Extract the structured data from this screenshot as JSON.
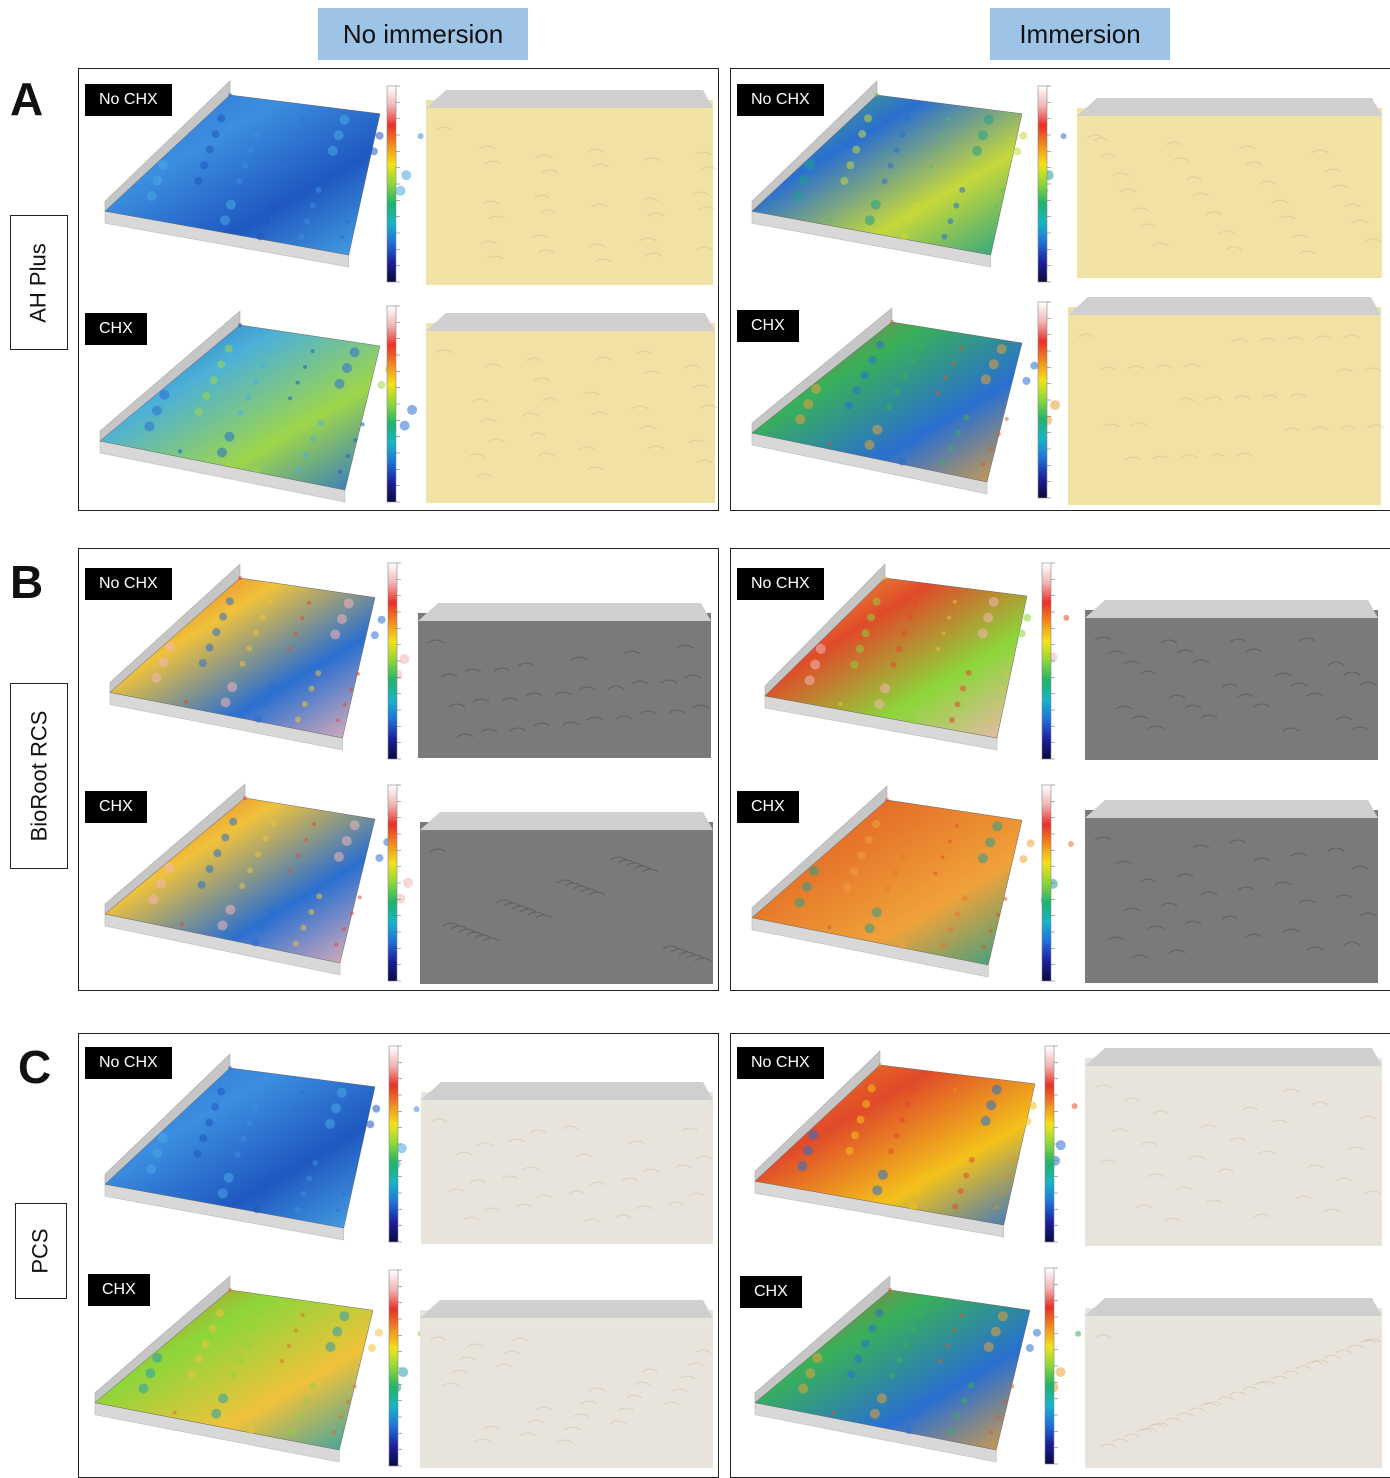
{
  "columns": {
    "left": "No immersion",
    "right": "Immersion"
  },
  "rows": [
    {
      "letter": "A",
      "label": "AH Plus",
      "render_color": "#efe2a4",
      "maps_left": {
        "top": "blue",
        "bottom": "blue-mixed"
      },
      "maps_right": {
        "top": "green-mixed",
        "bottom": "green-red"
      }
    },
    {
      "letter": "B",
      "label": "BioRoot RCS",
      "render_color": "#7a7a7a",
      "maps_left": {
        "top": "red-mixed",
        "bottom": "red-mixed"
      },
      "maps_right": {
        "top": "yellow-red",
        "bottom": "red"
      }
    },
    {
      "letter": "C",
      "label": "PCS",
      "render_color": "#e8e4dc",
      "maps_left": {
        "top": "blue",
        "bottom": "red-green"
      },
      "maps_right": {
        "top": "orange-red",
        "bottom": "green-red"
      }
    }
  ],
  "tags": {
    "no_chx": "No CHX",
    "chx": "CHX"
  },
  "colormap": [
    "#ffffff",
    "#f2b6b6",
    "#e8302a",
    "#f08a1e",
    "#f3e21a",
    "#8cd63a",
    "#1fb36b",
    "#18b4c8",
    "#1f6fd8",
    "#1b1f9a",
    "#0a0a40"
  ]
}
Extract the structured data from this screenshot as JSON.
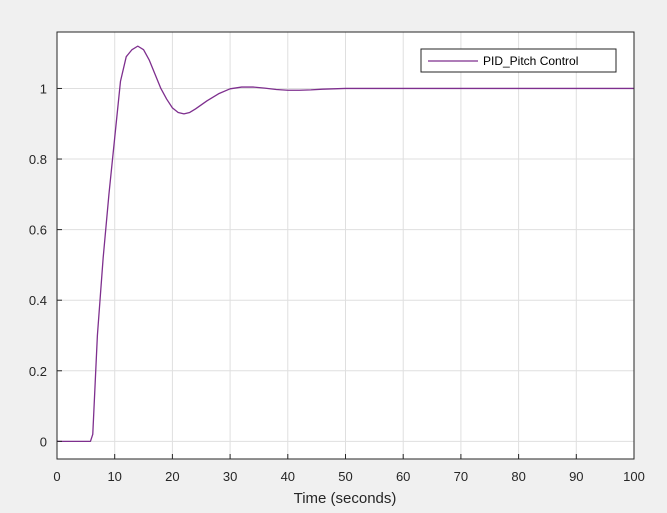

(To do):
Say how many lines of the data include the word "green". Respond with the number alone.

(The output):
4